▶ [Fragmento para leer]
________________________________________
Rocío Carrasco anunció el miércoles que van a pedir la reapertura del caso de malos tratos contra Antonio David Flores ya que tiene nuevas pruebas y testimonios que puede aportar tras la emisión de todos los capítulos del documental 'Rocío, contar la verdad para seguir viva'.

Un día después de conocerse esto, se ha conocido que la Fiscalía ha abierto diligencias para investigar a nueve funcionarios que accedieron de manera indebida al Sistema de Seguimiento Integral en los casos de Violencia de Género, más conocido como VioGén, para fisgonear en el expediente de la hija de Rocío Jurado, según publica 'El País'.

La entrada a este sistema está controlado y no puede hacer uso de él cualquier funcionario, hay que hacerlo registrando una clave de acceso al tratarse de información confidencial. Solo tienen autorización para ver los documentos e informaciones que están en el sistema, determinados profesionales como policías, jueces, personal de Servicios Sociales…

Cuando esto ocurre, cada uno de los que navegan en él quedan registrados en la plataforma, así se descubrió que los mencionados funcionarios entraron indebidamente. Por ello, Interior ha abierto un expediente a estas personas que accedieron sin tener nada que ver con el caso.

Este sistema permite "el seguimiento y protección de forma rápida, integral y efectiva de las mujeres maltratadas, y de sus hijos e hijas, en cualquier parte del territorio nacional", según reza el Ministerio del Interior.

El grueso de las entradas se produjo en Valencia y tras emitirse el primer capítulo del documental

Las entradas se localizaron principalmente en las provincias de Valencia, Alicante y Castellón, "aunque no se descarta que haya habido más accesos puntuales desde otros territorios", señala el citado medio.
________________________________________
Retoma la noticia sobre los accesos indebidos al expediente de Rocío Carrasco en VioGén y continúala a partir de su última oración.

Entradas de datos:
________________________________________
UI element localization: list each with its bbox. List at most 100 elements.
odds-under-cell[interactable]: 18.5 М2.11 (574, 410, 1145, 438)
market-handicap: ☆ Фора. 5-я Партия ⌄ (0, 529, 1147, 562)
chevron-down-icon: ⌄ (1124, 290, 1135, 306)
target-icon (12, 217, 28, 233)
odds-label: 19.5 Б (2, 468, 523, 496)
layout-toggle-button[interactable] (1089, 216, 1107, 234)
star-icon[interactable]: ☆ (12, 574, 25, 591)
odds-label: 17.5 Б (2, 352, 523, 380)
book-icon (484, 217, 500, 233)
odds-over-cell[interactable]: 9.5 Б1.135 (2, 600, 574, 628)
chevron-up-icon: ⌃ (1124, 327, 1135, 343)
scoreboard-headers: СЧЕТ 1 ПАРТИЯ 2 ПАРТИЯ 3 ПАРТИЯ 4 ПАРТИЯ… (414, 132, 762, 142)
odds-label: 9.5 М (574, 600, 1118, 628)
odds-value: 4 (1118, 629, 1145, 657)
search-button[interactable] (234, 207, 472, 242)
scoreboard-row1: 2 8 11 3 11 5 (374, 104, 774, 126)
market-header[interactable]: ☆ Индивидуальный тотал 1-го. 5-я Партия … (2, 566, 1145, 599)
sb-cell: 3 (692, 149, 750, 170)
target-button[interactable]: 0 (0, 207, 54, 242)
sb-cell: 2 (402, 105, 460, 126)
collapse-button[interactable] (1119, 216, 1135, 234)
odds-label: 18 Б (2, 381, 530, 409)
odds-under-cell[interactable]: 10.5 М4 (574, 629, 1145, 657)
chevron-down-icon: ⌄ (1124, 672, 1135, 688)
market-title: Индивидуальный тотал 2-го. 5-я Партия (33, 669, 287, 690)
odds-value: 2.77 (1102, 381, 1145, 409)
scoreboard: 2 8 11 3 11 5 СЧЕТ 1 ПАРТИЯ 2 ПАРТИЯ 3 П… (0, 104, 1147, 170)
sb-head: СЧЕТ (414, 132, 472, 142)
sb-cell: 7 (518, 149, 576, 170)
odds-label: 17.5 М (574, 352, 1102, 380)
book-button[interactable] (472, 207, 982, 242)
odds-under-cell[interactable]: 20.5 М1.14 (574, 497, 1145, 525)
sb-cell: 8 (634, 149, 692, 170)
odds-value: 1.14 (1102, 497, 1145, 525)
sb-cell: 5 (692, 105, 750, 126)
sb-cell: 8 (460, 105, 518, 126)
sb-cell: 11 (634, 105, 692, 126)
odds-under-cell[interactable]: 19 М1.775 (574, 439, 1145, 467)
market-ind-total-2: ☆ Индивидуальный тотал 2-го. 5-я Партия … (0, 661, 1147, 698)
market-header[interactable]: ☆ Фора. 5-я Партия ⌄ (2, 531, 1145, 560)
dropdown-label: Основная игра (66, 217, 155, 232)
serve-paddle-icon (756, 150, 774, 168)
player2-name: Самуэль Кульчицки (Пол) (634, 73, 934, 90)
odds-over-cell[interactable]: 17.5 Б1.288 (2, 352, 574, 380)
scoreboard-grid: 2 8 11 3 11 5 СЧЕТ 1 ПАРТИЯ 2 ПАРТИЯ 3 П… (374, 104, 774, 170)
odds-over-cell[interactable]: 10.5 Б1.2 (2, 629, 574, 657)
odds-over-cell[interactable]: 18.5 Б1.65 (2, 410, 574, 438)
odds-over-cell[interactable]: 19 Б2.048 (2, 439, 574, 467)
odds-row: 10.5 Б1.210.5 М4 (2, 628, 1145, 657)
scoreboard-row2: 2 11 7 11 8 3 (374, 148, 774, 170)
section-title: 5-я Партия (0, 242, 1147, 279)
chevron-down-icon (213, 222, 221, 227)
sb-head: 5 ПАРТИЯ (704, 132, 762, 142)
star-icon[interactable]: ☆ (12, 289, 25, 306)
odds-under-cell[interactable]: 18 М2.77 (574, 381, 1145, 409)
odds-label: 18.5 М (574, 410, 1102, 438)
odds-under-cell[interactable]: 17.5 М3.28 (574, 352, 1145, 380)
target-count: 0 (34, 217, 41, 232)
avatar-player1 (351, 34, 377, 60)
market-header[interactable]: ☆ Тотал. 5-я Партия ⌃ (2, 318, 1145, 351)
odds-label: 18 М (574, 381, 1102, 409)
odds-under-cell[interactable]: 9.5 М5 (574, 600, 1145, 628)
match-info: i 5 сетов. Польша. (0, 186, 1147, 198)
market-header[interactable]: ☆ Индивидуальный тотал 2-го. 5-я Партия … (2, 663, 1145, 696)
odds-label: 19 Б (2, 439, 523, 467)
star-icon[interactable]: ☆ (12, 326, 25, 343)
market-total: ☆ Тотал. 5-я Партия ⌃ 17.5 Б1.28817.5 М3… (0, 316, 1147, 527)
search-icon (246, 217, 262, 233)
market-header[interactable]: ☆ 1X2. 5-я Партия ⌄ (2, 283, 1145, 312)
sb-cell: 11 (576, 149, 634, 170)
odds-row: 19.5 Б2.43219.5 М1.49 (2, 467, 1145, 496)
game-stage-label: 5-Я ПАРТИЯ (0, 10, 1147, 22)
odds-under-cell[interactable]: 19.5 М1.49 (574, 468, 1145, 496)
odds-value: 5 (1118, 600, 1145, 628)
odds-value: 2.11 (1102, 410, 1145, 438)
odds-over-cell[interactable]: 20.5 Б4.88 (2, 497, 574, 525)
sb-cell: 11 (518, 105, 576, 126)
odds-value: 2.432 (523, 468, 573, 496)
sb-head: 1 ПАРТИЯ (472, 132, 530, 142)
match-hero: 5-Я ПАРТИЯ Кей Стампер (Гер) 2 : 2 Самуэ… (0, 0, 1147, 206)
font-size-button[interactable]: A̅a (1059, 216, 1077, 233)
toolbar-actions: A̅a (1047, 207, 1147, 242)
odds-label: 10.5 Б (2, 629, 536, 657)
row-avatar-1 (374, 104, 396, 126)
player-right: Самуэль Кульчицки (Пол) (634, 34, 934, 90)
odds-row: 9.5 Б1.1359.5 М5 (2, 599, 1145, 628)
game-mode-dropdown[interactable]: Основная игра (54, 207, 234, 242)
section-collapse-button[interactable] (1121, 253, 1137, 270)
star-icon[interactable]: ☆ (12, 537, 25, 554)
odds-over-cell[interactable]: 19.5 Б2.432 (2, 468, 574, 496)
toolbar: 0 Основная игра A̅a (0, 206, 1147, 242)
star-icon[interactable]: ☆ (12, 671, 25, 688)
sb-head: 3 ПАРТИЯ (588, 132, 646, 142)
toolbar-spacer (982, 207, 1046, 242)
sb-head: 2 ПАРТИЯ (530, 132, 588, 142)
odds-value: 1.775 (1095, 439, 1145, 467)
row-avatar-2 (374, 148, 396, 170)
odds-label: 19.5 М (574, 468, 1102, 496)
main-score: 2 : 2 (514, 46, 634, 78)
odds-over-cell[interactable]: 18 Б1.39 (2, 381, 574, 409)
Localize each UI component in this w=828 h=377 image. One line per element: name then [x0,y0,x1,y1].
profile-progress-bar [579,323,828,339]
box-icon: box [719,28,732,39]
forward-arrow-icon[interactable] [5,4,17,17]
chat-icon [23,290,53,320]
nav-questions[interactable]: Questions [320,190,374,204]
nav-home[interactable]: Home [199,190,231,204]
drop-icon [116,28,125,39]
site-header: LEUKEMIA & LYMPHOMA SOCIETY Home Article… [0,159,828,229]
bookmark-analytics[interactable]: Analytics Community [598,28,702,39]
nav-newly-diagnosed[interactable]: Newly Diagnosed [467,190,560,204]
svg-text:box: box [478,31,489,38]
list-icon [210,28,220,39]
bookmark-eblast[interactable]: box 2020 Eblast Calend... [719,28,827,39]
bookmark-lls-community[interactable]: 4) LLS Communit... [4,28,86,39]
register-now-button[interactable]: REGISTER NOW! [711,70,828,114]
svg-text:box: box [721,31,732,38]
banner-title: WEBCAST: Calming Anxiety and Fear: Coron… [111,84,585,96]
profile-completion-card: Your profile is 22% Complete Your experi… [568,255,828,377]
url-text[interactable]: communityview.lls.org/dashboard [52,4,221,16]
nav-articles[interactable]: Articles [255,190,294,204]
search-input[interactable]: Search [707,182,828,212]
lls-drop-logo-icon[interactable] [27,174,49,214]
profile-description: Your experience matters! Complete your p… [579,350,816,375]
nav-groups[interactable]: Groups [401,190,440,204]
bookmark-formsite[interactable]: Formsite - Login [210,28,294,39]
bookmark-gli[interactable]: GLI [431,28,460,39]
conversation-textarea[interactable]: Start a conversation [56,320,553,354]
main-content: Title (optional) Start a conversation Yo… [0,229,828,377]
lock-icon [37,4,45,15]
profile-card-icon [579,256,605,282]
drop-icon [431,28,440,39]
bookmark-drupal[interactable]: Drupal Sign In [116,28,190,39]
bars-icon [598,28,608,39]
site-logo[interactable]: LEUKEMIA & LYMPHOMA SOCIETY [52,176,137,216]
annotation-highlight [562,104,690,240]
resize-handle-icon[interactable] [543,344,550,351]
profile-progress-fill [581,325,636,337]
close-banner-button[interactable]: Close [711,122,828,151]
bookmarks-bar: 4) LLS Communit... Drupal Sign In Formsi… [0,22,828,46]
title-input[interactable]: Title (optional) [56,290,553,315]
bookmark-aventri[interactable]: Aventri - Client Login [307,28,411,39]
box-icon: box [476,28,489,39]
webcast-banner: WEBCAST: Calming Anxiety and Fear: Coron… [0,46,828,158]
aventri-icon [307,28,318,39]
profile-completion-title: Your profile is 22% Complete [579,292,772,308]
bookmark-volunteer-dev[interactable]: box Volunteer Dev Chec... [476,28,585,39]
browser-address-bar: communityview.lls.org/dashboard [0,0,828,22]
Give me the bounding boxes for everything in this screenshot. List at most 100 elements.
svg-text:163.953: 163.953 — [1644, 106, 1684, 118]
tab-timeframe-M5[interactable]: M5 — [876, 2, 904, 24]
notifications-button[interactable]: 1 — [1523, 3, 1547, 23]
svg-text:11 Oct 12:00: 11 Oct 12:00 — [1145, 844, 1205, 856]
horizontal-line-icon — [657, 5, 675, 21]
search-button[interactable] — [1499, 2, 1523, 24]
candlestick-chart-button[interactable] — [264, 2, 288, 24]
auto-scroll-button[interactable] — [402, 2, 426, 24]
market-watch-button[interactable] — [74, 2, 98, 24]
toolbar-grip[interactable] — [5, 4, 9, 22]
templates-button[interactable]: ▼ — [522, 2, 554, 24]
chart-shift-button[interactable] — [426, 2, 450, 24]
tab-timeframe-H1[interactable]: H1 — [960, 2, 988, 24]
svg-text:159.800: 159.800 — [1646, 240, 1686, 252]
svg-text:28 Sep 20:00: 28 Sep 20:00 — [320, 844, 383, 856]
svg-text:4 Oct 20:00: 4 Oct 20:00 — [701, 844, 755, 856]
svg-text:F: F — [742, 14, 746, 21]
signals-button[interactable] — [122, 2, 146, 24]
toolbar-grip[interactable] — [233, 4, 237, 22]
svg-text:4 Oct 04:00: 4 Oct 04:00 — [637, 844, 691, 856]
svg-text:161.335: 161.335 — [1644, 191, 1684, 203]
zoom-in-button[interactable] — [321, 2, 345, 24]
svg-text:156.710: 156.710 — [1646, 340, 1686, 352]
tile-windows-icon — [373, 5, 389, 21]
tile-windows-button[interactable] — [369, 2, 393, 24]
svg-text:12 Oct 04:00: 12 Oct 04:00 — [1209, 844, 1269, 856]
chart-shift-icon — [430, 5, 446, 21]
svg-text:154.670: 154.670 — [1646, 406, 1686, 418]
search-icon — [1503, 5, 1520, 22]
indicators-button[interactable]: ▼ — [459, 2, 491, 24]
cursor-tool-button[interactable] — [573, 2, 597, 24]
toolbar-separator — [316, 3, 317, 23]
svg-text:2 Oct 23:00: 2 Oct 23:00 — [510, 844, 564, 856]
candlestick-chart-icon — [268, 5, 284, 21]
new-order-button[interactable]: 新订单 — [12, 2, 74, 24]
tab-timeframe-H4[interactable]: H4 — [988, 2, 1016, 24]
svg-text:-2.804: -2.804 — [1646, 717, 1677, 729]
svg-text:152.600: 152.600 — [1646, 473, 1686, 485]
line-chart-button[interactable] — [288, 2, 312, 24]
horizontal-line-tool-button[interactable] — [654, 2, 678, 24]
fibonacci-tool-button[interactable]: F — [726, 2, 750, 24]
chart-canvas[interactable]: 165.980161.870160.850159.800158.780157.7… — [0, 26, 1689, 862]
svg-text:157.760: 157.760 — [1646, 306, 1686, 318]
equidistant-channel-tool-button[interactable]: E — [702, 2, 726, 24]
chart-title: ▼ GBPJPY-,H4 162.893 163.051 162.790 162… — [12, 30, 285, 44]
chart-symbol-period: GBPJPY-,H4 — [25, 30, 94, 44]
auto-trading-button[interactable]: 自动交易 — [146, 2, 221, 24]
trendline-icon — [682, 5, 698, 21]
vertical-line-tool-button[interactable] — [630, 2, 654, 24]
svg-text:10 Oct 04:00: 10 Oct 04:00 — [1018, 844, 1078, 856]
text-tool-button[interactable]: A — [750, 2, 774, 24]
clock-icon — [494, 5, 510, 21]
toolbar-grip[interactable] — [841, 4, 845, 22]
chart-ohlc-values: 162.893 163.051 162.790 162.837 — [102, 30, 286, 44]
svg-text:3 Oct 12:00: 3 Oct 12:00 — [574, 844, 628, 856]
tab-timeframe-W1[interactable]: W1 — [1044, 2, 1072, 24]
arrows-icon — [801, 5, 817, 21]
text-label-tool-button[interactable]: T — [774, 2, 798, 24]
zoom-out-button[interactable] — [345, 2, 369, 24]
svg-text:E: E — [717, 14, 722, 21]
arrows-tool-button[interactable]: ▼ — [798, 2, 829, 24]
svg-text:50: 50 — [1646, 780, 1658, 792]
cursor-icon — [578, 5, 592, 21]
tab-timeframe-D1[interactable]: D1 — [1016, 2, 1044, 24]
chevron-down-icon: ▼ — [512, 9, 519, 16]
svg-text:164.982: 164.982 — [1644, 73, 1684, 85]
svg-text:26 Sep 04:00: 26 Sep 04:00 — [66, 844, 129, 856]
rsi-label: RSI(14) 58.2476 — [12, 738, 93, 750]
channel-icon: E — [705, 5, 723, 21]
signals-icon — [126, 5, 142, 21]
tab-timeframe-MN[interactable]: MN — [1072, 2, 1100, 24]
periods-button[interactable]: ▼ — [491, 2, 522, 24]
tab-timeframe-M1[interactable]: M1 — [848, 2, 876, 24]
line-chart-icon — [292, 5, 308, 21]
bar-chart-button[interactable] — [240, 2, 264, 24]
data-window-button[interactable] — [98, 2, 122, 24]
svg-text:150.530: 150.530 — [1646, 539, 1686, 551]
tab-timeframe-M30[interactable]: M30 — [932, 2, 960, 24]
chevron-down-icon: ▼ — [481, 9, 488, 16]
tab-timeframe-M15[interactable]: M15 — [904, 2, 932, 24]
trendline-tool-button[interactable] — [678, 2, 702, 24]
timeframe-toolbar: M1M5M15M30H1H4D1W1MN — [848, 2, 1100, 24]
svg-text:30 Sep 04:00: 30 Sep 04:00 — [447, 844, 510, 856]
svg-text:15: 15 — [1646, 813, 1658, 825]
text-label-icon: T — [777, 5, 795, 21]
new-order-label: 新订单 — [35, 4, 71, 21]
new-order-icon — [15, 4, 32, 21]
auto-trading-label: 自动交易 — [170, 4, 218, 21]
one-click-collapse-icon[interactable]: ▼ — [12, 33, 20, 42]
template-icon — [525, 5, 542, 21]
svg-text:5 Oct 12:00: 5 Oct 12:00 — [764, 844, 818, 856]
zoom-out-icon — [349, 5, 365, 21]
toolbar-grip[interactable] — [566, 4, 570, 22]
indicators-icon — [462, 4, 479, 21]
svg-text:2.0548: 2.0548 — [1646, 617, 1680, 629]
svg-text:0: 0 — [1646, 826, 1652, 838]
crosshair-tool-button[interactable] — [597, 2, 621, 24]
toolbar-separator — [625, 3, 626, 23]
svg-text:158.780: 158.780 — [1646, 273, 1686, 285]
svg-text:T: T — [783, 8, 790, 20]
________________________________________
▶ [Resultado]
Interior detectó accesos indebidos a partir del 22 de marzo, cuando se emitió el primer episodio de la docuserie. Cuatro días más tarde, cuando se descubrió que los funcionarios que habían entrado no tenían nada que ver con el caso, la secretaría de Estado de Seguridad les bloqueó el acceso a todo el sistema.

Todo se destapó cuando los trabajadores que habían accedido a los informes de Rocío Carrasco reclamaron que su acceso a VioGén estaba bloqueado.

El pasado 31 de marzo, la Consejería de Justicia de la Generalitat Valenciana abrió un expediente informativo, uno disciplinario e informó a Fiscalía de lo que estaba sucediendo. Entonces comenzó la investigación y se abrieron diligencias en las tres provincias mencionadas.

Todo apunta a que el motivo fue querer cotillear el expediente

Todo parece apuntar, a que la principal motivación que les llevó a entrar en el sistema fue el cotillear el expediente e informes de Rocío Carrasco, quizás para comprobar o contrastar si lo que contaba era verdad o no, pero no midieron las consecuencias si les pillaban haciéndolo.

El ministerio público dispone ahora de seis meses para completar las pesquisas y enviar el asunto al juzgado si considera que existen indicios de delitos. Las diligencias las tramita la sección especializada en delitos informáticos.

Esta situación ha desembocado que estas personas hayan tenido que ser destinadas a "otros servicios".